begin
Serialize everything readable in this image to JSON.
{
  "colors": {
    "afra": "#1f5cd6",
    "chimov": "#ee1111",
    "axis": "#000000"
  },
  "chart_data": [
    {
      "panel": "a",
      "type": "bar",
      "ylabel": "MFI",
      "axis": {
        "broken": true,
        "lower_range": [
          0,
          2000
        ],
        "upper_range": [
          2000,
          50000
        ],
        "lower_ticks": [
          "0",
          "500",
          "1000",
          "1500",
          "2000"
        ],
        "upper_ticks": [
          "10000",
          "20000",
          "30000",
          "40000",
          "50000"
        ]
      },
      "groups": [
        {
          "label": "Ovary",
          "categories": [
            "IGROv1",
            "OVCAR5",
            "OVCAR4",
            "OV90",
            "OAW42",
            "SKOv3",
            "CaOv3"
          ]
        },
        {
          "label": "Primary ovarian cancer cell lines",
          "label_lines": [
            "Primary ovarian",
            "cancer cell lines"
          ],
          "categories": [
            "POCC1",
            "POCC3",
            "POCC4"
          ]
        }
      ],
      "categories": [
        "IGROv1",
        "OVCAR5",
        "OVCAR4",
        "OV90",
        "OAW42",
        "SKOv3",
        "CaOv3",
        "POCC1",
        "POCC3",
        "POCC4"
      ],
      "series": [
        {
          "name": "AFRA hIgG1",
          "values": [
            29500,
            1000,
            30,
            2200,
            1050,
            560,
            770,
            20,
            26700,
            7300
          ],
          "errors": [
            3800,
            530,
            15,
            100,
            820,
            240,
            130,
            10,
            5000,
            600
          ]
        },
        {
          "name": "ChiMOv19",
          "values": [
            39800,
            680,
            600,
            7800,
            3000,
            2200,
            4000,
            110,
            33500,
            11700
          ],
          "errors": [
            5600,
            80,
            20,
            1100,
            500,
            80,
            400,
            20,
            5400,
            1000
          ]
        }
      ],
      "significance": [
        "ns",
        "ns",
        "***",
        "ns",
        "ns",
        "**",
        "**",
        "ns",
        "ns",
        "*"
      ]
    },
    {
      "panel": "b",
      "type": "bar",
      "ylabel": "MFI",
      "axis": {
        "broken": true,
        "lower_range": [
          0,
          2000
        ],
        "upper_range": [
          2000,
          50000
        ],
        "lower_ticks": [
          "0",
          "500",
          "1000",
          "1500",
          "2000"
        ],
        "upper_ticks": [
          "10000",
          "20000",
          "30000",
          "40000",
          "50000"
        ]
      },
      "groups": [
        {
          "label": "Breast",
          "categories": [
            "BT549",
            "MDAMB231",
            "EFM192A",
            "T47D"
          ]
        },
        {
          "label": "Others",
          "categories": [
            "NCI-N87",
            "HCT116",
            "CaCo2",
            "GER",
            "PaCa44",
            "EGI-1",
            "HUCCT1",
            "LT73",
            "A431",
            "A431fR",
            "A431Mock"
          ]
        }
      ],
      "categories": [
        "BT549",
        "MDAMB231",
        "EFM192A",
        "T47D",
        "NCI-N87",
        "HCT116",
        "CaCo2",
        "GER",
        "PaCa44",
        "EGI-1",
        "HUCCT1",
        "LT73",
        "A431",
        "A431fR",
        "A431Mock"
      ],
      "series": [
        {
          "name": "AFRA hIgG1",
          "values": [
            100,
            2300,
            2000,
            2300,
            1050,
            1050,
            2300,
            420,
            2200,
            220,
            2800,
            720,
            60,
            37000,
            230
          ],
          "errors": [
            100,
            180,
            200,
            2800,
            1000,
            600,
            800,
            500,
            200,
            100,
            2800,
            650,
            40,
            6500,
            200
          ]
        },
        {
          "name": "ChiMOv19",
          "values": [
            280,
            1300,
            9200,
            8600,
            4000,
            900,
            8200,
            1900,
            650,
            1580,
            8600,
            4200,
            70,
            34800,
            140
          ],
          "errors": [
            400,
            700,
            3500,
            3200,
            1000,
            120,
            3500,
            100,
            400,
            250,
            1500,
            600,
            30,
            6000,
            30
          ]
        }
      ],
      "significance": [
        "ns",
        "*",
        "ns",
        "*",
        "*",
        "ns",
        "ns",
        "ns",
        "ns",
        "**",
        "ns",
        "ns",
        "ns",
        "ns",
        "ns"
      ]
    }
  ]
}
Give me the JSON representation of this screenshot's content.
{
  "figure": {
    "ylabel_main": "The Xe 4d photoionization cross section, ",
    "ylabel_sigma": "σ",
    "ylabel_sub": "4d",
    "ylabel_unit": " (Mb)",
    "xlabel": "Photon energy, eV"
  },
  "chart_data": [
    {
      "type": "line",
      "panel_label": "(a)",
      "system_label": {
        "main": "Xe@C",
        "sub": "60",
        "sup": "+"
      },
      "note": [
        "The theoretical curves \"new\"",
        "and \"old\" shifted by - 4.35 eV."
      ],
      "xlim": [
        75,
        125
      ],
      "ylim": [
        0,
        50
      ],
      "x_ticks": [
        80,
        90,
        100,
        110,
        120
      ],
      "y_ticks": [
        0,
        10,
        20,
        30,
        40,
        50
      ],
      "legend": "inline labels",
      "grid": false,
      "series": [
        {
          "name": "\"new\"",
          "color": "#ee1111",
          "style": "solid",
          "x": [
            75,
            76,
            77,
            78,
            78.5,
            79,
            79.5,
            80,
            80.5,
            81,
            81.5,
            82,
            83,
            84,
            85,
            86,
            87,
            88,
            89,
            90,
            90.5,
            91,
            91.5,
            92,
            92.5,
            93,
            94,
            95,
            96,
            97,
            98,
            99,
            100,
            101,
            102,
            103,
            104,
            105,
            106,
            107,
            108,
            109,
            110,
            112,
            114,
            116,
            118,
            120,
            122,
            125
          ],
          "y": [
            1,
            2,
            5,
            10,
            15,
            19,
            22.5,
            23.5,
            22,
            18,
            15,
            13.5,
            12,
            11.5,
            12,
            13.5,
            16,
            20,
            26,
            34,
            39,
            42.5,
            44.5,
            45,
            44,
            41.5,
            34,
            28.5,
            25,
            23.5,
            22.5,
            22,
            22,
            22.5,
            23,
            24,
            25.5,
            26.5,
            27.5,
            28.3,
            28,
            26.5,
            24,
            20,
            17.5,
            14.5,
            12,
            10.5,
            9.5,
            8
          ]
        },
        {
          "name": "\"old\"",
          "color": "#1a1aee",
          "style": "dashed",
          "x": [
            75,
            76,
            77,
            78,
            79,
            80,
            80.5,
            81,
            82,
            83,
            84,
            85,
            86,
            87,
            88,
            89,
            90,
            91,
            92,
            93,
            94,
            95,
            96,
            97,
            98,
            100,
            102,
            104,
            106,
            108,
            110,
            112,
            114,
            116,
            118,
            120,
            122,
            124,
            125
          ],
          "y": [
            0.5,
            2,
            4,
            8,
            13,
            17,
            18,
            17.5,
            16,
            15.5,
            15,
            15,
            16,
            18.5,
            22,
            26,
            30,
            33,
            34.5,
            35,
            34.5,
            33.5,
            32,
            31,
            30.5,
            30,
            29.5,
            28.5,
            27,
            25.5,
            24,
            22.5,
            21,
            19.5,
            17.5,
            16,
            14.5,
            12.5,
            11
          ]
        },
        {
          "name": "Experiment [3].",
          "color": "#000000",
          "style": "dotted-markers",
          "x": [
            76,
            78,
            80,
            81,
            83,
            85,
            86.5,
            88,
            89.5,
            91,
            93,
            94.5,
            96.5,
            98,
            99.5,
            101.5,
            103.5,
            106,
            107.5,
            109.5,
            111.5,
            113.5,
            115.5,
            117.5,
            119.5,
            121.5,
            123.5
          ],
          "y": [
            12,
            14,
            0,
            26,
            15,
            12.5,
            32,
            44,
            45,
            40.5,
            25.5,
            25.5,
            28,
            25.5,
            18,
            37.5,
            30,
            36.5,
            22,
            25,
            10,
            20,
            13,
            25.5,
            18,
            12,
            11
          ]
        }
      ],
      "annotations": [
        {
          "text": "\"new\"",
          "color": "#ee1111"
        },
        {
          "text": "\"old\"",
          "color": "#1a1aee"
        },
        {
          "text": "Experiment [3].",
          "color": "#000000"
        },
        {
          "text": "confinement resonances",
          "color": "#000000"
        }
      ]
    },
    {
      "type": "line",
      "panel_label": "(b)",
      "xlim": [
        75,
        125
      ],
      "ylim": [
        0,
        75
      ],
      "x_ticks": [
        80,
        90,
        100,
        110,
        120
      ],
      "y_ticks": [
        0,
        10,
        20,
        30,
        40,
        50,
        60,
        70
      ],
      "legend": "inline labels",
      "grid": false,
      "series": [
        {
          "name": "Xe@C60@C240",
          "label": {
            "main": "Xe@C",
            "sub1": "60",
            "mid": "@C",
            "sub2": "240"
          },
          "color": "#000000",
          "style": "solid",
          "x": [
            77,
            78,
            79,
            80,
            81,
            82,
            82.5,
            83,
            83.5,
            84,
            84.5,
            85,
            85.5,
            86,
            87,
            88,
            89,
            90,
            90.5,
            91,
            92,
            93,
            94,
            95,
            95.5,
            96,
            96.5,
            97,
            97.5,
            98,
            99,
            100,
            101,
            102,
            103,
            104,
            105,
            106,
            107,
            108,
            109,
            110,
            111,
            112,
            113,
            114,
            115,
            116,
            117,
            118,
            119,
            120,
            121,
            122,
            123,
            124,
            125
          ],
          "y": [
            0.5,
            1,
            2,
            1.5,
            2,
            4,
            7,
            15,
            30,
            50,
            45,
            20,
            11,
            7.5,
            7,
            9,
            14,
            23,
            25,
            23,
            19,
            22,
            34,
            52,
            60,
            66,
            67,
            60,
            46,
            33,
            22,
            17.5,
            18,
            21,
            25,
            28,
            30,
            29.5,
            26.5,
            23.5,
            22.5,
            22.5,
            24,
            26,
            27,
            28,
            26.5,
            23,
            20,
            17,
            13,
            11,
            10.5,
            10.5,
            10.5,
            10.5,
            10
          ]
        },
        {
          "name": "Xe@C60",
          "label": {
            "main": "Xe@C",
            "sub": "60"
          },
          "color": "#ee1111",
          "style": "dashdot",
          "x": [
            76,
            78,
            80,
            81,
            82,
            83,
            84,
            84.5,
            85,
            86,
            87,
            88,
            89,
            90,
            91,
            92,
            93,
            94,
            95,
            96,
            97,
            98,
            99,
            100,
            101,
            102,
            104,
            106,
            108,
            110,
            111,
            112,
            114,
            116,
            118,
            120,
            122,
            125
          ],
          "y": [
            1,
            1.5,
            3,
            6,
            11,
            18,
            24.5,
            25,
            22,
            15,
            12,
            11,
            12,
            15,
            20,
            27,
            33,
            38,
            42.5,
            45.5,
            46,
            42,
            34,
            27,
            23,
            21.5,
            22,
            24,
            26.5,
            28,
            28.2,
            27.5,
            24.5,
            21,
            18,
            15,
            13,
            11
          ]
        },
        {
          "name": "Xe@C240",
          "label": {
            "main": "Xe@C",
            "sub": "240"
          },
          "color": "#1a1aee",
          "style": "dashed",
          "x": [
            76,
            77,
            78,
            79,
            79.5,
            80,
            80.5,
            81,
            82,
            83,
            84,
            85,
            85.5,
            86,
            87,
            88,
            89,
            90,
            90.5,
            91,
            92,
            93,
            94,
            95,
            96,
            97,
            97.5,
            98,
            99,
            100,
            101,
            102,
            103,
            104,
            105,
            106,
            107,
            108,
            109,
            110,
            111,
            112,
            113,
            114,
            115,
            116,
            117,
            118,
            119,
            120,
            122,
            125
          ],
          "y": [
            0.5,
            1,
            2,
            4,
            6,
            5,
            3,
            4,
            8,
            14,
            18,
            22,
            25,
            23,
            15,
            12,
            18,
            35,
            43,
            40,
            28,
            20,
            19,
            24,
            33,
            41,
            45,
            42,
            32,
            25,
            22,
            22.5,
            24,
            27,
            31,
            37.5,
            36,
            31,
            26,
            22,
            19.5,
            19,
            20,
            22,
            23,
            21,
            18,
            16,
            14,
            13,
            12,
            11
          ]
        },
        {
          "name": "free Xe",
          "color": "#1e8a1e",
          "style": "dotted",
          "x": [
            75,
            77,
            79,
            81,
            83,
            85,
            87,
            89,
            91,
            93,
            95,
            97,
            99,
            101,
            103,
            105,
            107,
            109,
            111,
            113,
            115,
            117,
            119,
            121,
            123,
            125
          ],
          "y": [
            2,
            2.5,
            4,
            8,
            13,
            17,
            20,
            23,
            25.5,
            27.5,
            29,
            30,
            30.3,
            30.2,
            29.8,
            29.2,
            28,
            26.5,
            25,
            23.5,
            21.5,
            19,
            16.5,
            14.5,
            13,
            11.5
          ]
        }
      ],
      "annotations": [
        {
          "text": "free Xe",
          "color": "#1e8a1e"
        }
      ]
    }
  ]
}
end
Work instructions: Say, as a single number and nothing more, how many lines of the entries contain the word "cancer".

Result: 2